* START PROVIDED ENTRIES *
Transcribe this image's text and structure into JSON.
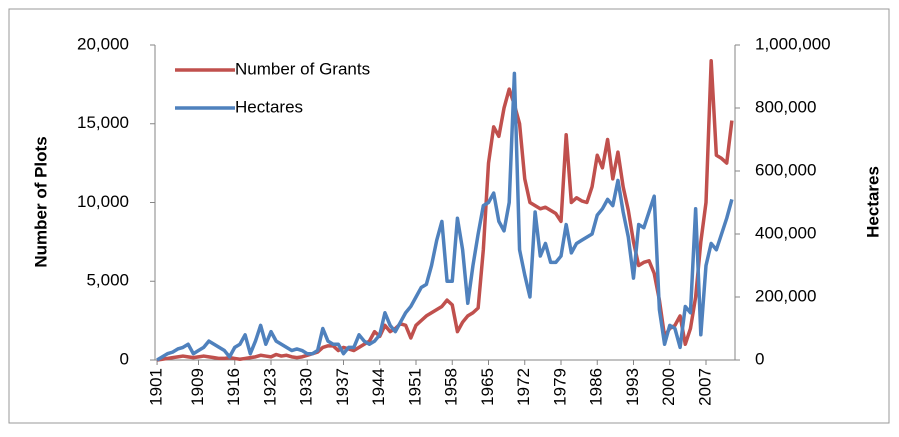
{
  "chart_data": {
    "type": "line",
    "y_label": "Number of Plots",
    "y2_label": "Hectares",
    "x": [
      1901,
      1902,
      1903,
      1904,
      1905,
      1906,
      1907,
      1908,
      1909,
      1910,
      1911,
      1912,
      1913,
      1914,
      1915,
      1916,
      1917,
      1918,
      1919,
      1920,
      1921,
      1922,
      1923,
      1924,
      1925,
      1926,
      1927,
      1928,
      1929,
      1930,
      1931,
      1932,
      1933,
      1934,
      1935,
      1936,
      1937,
      1938,
      1939,
      1940,
      1941,
      1942,
      1943,
      1944,
      1945,
      1946,
      1947,
      1948,
      1949,
      1950,
      1951,
      1952,
      1953,
      1954,
      1955,
      1956,
      1957,
      1958,
      1959,
      1960,
      1961,
      1962,
      1963,
      1964,
      1965,
      1966,
      1967,
      1968,
      1969,
      1970,
      1971,
      1972,
      1973,
      1974,
      1975,
      1976,
      1977,
      1978,
      1979,
      1980,
      1981,
      1982,
      1983,
      1984,
      1985,
      1986,
      1987,
      1988,
      1989,
      1990,
      1991,
      1992,
      1993,
      1994,
      1995,
      1996,
      1997,
      1998,
      1999,
      2000,
      2001,
      2002,
      2003,
      2004,
      2005,
      2006,
      2007,
      2008,
      2009,
      2010,
      2011,
      2012
    ],
    "series": [
      {
        "name": "Number of Grants",
        "color": "#c0504d",
        "values": [
          0,
          50,
          100,
          150,
          200,
          250,
          200,
          150,
          200,
          250,
          200,
          150,
          100,
          100,
          150,
          100,
          50,
          100,
          150,
          200,
          300,
          250,
          200,
          350,
          250,
          300,
          200,
          150,
          200,
          300,
          400,
          500,
          800,
          900,
          900,
          600,
          800,
          700,
          600,
          800,
          1000,
          1200,
          1800,
          1500,
          2200,
          1800,
          2000,
          2300,
          2200,
          1400,
          2200,
          2500,
          2800,
          3000,
          3200,
          3400,
          3800,
          3500,
          1800,
          2400,
          2800,
          3000,
          3300,
          7000,
          12500,
          14800,
          14200,
          16000,
          17200,
          16200,
          15000,
          11500,
          10000,
          9800,
          9600,
          9700,
          9500,
          9300,
          8800,
          14300,
          10000,
          10300,
          10100,
          10000,
          11000,
          13000,
          12200,
          14000,
          11500,
          13200,
          11000,
          9500,
          7500,
          6000,
          6200,
          6300,
          5500,
          3800,
          1500,
          2000,
          2200,
          2800,
          1000,
          2000,
          4000,
          7500,
          10000,
          19000,
          13000,
          12800,
          12500,
          15200
        ]
      },
      {
        "name": "Hectares",
        "color": "#4f81bd",
        "axis": "y2",
        "values": [
          0,
          10000,
          20000,
          25000,
          35000,
          40000,
          50000,
          20000,
          30000,
          40000,
          60000,
          50000,
          40000,
          30000,
          10000,
          40000,
          50000,
          80000,
          20000,
          60000,
          110000,
          50000,
          90000,
          60000,
          50000,
          40000,
          30000,
          35000,
          30000,
          20000,
          20000,
          30000,
          100000,
          60000,
          50000,
          50000,
          20000,
          40000,
          40000,
          80000,
          60000,
          50000,
          60000,
          80000,
          150000,
          110000,
          90000,
          120000,
          150000,
          170000,
          200000,
          230000,
          240000,
          300000,
          380000,
          440000,
          250000,
          250000,
          450000,
          350000,
          180000,
          300000,
          400000,
          490000,
          500000,
          530000,
          440000,
          410000,
          500000,
          910000,
          350000,
          270000,
          200000,
          470000,
          330000,
          370000,
          310000,
          310000,
          330000,
          430000,
          340000,
          370000,
          380000,
          390000,
          400000,
          460000,
          480000,
          510000,
          490000,
          570000,
          470000,
          390000,
          260000,
          430000,
          420000,
          470000,
          520000,
          160000,
          50000,
          110000,
          100000,
          40000,
          170000,
          150000,
          480000,
          80000,
          300000,
          370000,
          350000,
          400000,
          450000,
          510000
        ]
      }
    ],
    "xlim": [
      1900.6,
      2012.6
    ],
    "xticks": [
      1901,
      1909,
      1916,
      1923,
      1930,
      1937,
      1944,
      1951,
      1958,
      1965,
      1972,
      1979,
      1986,
      1993,
      2000,
      2007
    ],
    "ylim": [
      0,
      20000
    ],
    "yticks": [
      0,
      {
        "value": 5000,
        "label": "5,000"
      },
      {
        "value": 10000,
        "label": "10,000"
      },
      {
        "value": 15000,
        "label": "15,000"
      },
      {
        "value": 20000,
        "label": "20,000"
      }
    ],
    "y2lim": [
      0,
      1000000
    ],
    "y2ticks": [
      0,
      {
        "value": 200000,
        "label": "200,000"
      },
      {
        "value": 400000,
        "label": "400,000"
      },
      {
        "value": 600000,
        "label": "600,000"
      },
      {
        "value": 800000,
        "label": "800,000"
      },
      {
        "value": 1000000,
        "label": "1,000,000"
      }
    ],
    "legend": "top-left"
  }
}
* END PROVIDED ENTRIES *
## EXERCISE
Write out the material above again, word for word, minus its pictures.

## TASK RESULT
Transcribe this image's text and structure into JSON.
{
  "chart_data": {
    "type": "line",
    "y_label": "Number of Plots",
    "y2_label": "Hectares",
    "x": [
      1901,
      1902,
      1903,
      1904,
      1905,
      1906,
      1907,
      1908,
      1909,
      1910,
      1911,
      1912,
      1913,
      1914,
      1915,
      1916,
      1917,
      1918,
      1919,
      1920,
      1921,
      1922,
      1923,
      1924,
      1925,
      1926,
      1927,
      1928,
      1929,
      1930,
      1931,
      1932,
      1933,
      1934,
      1935,
      1936,
      1937,
      1938,
      1939,
      1940,
      1941,
      1942,
      1943,
      1944,
      1945,
      1946,
      1947,
      1948,
      1949,
      1950,
      1951,
      1952,
      1953,
      1954,
      1955,
      1956,
      1957,
      1958,
      1959,
      1960,
      1961,
      1962,
      1963,
      1964,
      1965,
      1966,
      1967,
      1968,
      1969,
      1970,
      1971,
      1972,
      1973,
      1974,
      1975,
      1976,
      1977,
      1978,
      1979,
      1980,
      1981,
      1982,
      1983,
      1984,
      1985,
      1986,
      1987,
      1988,
      1989,
      1990,
      1991,
      1992,
      1993,
      1994,
      1995,
      1996,
      1997,
      1998,
      1999,
      2000,
      2001,
      2002,
      2003,
      2004,
      2005,
      2006,
      2007,
      2008,
      2009,
      2010,
      2011,
      2012
    ],
    "series": [
      {
        "name": "Number of Grants",
        "color": "#c0504d",
        "values": [
          0,
          50,
          100,
          150,
          200,
          250,
          200,
          150,
          200,
          250,
          200,
          150,
          100,
          100,
          150,
          100,
          50,
          100,
          150,
          200,
          300,
          250,
          200,
          350,
          250,
          300,
          200,
          150,
          200,
          300,
          400,
          500,
          800,
          900,
          900,
          600,
          800,
          700,
          600,
          800,
          1000,
          1200,
          1800,
          1500,
          2200,
          1800,
          2000,
          2300,
          2200,
          1400,
          2200,
          2500,
          2800,
          3000,
          3200,
          3400,
          3800,
          3500,
          1800,
          2400,
          2800,
          3000,
          3300,
          7000,
          12500,
          14800,
          14200,
          16000,
          17200,
          16200,
          15000,
          11500,
          10000,
          9800,
          9600,
          9700,
          9500,
          9300,
          8800,
          14300,
          10000,
          10300,
          10100,
          10000,
          11000,
          13000,
          12200,
          14000,
          11500,
          13200,
          11000,
          9500,
          7500,
          6000,
          6200,
          6300,
          5500,
          3800,
          1500,
          2000,
          2200,
          2800,
          1000,
          2000,
          4000,
          7500,
          10000,
          19000,
          13000,
          12800,
          12500,
          15200
        ]
      },
      {
        "name": "Hectares",
        "color": "#4f81bd",
        "axis": "y2",
        "values": [
          0,
          10000,
          20000,
          25000,
          35000,
          40000,
          50000,
          20000,
          30000,
          40000,
          60000,
          50000,
          40000,
          30000,
          10000,
          40000,
          50000,
          80000,
          20000,
          60000,
          110000,
          50000,
          90000,
          60000,
          50000,
          40000,
          30000,
          35000,
          30000,
          20000,
          20000,
          30000,
          100000,
          60000,
          50000,
          50000,
          20000,
          40000,
          40000,
          80000,
          60000,
          50000,
          60000,
          80000,
          150000,
          110000,
          90000,
          120000,
          150000,
          170000,
          200000,
          230000,
          240000,
          300000,
          380000,
          440000,
          250000,
          250000,
          450000,
          350000,
          180000,
          300000,
          400000,
          490000,
          500000,
          530000,
          440000,
          410000,
          500000,
          910000,
          350000,
          270000,
          200000,
          470000,
          330000,
          370000,
          310000,
          310000,
          330000,
          430000,
          340000,
          370000,
          380000,
          390000,
          400000,
          460000,
          480000,
          510000,
          490000,
          570000,
          470000,
          390000,
          260000,
          430000,
          420000,
          470000,
          520000,
          160000,
          50000,
          110000,
          100000,
          40000,
          170000,
          150000,
          480000,
          80000,
          300000,
          370000,
          350000,
          400000,
          450000,
          510000
        ]
      }
    ],
    "xlim": [
      1900.6,
      2012.6
    ],
    "xticks": [
      1901,
      1909,
      1916,
      1923,
      1930,
      1937,
      1944,
      1951,
      1958,
      1965,
      1972,
      1979,
      1986,
      1993,
      2000,
      2007
    ],
    "ylim": [
      0,
      20000
    ],
    "yticks": [
      0,
      {
        "value": 5000,
        "label": "5,000"
      },
      {
        "value": 10000,
        "label": "10,000"
      },
      {
        "value": 15000,
        "label": "15,000"
      },
      {
        "value": 20000,
        "label": "20,000"
      }
    ],
    "y2lim": [
      0,
      1000000
    ],
    "y2ticks": [
      0,
      {
        "value": 200000,
        "label": "200,000"
      },
      {
        "value": 400000,
        "label": "400,000"
      },
      {
        "value": 600000,
        "label": "600,000"
      },
      {
        "value": 800000,
        "label": "800,000"
      },
      {
        "value": 1000000,
        "label": "1,000,000"
      }
    ],
    "legend": "top-left"
  }
}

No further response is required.